The task: Extract every line below that contains the word "name".

-- start --

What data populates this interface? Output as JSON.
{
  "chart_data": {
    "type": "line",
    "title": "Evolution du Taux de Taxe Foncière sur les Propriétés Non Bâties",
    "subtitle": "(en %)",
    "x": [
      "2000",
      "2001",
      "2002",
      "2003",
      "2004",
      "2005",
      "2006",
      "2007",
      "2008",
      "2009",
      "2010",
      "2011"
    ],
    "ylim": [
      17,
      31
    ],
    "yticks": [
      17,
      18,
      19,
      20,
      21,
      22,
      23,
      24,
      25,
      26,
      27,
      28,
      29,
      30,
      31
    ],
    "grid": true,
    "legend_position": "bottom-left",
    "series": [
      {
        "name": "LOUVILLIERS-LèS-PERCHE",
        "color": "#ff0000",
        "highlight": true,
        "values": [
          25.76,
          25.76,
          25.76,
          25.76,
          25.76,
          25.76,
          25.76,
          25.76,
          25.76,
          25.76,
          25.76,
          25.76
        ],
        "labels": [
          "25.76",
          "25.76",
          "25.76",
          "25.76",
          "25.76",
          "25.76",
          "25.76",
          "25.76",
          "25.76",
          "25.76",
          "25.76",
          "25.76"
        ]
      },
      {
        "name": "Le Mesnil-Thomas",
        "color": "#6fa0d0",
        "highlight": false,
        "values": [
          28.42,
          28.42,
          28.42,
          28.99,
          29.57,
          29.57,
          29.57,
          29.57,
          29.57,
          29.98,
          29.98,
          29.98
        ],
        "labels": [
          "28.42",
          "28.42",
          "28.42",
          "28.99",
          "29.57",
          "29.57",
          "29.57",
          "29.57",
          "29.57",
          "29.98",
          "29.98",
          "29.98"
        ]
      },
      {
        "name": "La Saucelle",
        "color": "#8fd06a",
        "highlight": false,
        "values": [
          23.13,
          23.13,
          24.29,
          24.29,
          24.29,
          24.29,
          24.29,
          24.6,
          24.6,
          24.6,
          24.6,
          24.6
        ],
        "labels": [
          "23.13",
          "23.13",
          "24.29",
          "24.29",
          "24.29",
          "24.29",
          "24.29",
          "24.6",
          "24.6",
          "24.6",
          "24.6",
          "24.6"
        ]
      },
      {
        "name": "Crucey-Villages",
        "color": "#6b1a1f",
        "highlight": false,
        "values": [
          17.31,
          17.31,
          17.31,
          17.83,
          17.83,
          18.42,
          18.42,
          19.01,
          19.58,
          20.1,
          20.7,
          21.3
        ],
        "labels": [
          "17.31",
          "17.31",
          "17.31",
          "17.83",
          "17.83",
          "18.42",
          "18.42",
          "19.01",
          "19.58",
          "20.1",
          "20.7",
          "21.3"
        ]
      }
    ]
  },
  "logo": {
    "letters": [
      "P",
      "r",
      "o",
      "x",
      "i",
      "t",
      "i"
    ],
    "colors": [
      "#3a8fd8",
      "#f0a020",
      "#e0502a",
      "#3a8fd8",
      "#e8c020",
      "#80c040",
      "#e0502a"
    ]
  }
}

-- end --

Task answer:
        "name": "LOUVILLIERS-LèS-PERCHE",
        "name": "Le Mesnil-Thomas",
        "name": "La Saucelle",
        "name": "Crucey-Villages",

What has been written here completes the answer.